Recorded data
□ □ □ □ □

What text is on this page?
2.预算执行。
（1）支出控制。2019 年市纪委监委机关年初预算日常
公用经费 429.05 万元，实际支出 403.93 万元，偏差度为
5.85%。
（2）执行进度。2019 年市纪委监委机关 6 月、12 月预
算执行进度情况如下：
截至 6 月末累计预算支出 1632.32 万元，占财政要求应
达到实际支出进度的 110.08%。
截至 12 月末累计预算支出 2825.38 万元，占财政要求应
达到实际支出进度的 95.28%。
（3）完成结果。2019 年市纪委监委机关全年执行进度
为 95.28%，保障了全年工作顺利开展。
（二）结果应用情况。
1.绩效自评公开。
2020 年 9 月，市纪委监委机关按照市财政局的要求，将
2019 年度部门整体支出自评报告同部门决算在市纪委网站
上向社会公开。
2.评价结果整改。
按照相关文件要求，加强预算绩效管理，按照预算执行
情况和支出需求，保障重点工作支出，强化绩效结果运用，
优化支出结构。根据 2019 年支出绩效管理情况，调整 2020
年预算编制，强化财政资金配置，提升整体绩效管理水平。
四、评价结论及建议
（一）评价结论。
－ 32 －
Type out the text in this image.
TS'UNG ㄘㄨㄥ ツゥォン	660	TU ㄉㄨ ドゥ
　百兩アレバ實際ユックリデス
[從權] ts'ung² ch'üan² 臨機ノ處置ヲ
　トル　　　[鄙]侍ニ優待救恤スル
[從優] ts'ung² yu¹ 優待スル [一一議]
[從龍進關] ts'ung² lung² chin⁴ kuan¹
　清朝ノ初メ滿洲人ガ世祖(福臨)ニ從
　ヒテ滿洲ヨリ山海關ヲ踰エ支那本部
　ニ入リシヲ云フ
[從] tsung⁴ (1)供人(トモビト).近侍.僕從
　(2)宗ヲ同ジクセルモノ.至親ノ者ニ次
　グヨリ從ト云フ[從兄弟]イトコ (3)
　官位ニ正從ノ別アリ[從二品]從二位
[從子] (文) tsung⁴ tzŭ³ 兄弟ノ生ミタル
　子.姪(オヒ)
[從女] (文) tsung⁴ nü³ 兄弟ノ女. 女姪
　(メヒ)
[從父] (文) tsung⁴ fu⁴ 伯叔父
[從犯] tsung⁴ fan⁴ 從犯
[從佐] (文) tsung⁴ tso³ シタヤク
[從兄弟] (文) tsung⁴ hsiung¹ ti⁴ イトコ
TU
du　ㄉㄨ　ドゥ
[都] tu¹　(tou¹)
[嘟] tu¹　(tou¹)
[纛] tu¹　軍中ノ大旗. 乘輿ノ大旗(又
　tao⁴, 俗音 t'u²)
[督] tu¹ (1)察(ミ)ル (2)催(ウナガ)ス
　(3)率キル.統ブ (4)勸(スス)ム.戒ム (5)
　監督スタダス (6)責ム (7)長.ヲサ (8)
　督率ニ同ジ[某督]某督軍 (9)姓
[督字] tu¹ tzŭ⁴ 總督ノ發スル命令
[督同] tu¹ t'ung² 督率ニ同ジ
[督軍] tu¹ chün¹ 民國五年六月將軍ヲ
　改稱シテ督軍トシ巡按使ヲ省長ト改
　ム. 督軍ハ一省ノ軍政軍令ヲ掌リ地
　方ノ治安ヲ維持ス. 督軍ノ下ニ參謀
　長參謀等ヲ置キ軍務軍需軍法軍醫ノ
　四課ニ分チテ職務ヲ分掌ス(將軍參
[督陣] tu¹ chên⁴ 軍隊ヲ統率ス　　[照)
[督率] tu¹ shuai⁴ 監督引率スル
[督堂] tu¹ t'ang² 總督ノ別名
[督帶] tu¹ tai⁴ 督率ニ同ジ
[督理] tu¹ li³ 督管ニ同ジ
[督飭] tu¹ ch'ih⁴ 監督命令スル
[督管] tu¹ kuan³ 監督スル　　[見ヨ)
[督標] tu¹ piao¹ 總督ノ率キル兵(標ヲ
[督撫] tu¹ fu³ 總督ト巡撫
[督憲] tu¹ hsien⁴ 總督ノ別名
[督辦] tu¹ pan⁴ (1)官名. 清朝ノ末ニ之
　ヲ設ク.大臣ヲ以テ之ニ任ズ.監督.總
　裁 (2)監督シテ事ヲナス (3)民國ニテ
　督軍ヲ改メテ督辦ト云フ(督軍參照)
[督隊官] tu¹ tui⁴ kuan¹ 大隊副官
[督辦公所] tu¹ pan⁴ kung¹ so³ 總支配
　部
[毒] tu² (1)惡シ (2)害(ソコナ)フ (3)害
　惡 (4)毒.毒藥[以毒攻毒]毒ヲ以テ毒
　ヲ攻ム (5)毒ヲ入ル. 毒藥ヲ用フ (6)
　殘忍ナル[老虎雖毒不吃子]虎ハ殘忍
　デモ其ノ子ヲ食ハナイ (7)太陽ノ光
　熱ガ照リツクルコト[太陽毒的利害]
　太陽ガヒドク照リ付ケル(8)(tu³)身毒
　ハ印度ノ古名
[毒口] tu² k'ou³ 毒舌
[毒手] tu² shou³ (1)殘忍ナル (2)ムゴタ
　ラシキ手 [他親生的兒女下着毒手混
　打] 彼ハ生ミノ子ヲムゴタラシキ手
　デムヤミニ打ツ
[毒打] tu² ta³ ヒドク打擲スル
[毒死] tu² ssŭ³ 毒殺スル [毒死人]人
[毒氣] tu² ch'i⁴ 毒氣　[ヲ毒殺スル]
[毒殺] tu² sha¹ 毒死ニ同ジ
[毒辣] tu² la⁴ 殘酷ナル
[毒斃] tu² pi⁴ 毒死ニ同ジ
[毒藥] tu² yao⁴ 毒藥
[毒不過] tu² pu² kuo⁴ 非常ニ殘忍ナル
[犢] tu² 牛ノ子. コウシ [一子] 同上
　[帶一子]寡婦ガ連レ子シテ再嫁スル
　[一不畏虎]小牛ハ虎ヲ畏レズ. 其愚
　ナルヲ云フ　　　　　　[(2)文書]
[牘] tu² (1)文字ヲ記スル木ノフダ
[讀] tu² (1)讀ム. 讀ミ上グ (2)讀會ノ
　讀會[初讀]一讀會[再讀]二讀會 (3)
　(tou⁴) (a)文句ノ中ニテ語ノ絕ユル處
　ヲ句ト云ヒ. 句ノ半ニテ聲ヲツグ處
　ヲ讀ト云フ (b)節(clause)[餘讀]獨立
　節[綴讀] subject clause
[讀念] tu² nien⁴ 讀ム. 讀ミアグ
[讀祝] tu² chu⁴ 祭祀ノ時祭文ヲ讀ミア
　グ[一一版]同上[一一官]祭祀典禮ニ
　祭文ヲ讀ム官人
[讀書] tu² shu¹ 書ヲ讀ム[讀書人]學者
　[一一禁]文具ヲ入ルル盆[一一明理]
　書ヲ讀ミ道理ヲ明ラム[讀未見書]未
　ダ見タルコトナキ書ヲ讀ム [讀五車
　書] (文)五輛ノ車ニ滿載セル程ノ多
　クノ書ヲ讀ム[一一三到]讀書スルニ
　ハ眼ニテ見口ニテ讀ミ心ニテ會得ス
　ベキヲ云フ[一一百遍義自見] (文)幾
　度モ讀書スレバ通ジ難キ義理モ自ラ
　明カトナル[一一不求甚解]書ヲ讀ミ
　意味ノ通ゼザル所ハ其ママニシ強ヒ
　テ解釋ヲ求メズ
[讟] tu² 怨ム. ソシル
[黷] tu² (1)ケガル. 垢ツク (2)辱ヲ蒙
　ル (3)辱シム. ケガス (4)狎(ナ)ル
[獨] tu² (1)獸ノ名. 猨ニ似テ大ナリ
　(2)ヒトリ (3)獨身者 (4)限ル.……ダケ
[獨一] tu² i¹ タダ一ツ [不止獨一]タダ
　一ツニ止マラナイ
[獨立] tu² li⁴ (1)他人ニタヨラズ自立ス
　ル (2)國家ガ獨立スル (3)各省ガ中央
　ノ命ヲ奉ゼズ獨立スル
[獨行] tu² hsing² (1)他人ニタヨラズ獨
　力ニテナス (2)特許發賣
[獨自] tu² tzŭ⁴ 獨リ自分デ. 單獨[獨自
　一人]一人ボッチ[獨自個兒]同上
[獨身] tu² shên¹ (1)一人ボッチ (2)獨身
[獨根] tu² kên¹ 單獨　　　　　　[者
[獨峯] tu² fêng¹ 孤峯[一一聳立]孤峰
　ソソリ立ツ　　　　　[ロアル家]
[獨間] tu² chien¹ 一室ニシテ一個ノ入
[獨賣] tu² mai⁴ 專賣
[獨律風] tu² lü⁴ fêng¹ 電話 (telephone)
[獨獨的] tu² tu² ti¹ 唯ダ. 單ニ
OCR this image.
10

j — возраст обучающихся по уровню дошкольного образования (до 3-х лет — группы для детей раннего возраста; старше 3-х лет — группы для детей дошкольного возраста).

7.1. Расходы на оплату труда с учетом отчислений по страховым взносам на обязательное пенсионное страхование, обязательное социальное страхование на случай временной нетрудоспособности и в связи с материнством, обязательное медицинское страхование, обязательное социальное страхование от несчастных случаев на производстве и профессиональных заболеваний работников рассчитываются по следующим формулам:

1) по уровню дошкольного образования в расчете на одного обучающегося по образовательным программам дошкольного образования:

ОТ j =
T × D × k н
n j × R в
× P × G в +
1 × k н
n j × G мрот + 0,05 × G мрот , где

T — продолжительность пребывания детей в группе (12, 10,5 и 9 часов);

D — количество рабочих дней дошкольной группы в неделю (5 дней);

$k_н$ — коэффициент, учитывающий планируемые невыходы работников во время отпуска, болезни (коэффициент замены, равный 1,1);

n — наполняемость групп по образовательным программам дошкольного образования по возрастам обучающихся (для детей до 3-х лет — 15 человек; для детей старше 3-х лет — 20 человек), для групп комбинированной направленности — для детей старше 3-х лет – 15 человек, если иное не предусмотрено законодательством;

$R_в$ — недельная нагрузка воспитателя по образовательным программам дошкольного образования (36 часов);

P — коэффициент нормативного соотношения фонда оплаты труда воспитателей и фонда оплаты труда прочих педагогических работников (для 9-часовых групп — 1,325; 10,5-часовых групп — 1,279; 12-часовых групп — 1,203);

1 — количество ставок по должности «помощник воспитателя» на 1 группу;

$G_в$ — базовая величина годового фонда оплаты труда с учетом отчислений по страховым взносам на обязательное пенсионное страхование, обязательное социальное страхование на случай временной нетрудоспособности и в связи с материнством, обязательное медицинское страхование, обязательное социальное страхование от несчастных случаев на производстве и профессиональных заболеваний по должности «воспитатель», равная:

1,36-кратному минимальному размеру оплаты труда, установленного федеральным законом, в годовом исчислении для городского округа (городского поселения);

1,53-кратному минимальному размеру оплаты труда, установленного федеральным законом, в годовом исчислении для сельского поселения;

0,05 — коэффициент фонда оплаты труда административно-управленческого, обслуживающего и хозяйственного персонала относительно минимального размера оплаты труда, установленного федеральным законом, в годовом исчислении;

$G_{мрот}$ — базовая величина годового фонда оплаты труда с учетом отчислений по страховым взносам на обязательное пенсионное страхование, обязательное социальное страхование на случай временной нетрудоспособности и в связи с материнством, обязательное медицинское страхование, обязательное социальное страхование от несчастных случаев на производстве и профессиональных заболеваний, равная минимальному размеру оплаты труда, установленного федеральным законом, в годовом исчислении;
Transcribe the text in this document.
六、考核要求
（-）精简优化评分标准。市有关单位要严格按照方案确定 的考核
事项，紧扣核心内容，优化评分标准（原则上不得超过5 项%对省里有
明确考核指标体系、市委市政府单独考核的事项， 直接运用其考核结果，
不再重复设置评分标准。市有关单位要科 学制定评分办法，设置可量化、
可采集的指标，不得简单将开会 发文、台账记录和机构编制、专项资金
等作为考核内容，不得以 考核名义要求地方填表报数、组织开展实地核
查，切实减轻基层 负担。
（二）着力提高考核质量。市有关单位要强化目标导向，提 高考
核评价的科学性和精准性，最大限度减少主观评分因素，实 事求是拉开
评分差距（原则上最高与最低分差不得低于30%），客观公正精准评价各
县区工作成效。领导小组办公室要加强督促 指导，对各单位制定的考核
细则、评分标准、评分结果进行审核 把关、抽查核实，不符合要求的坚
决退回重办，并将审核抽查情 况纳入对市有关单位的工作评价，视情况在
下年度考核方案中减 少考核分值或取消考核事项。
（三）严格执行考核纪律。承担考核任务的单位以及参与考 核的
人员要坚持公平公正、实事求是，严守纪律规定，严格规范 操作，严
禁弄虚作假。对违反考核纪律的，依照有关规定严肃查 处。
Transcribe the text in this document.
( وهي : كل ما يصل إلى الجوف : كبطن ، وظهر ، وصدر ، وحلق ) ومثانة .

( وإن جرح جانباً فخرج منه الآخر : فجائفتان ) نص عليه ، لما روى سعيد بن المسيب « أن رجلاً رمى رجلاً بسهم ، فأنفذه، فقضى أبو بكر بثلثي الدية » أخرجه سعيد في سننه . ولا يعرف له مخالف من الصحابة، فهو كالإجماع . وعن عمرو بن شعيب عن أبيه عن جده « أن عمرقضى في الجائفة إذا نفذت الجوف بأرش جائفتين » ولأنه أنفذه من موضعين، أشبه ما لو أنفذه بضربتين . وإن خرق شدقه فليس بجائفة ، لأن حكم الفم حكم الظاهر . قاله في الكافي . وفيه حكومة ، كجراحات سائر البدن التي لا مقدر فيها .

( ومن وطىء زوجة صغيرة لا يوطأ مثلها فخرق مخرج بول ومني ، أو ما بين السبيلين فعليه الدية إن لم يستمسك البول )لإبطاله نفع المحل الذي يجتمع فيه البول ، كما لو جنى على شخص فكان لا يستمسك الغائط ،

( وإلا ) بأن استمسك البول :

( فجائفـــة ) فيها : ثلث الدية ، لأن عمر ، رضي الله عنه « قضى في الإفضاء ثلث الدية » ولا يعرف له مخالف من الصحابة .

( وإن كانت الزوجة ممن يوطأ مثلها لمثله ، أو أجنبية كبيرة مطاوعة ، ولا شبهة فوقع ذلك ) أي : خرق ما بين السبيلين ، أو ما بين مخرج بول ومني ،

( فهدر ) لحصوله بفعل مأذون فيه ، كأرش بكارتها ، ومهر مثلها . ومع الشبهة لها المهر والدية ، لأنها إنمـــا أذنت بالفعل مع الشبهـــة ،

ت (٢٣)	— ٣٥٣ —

□ □ □ □ □

Given problem:
From the entries above, select each line containing the string "базовая".

Full output:
$G_в$ — базовая величина годового фонда оплаты труда с учетом отчислений по страховым взносам на обязательное пенсионное страхование, обязательное социальное страхование на случай временной нетрудоспособности и в связи с материнством, обязательное медицинское страхование, обязательное социальное страхование от несчастных случаев на производстве и профессиональных заболеваний по должности «воспитатель», равная:
$G_{мрот}$ — базовая величина годового фонда оплаты труда с учетом отчислений по страховым взносам на обязательное пенсионное страхование, обязательное социальное страхование на случай временной нетрудоспособности и в связи с материнством, обязательное медицинское страхование, обязательное социальное страхование от несчастных случаев на производстве и профессиональных заболеваний, равная минимальному размеру оплаты труда, установленного федеральным законом, в годовом исчислении;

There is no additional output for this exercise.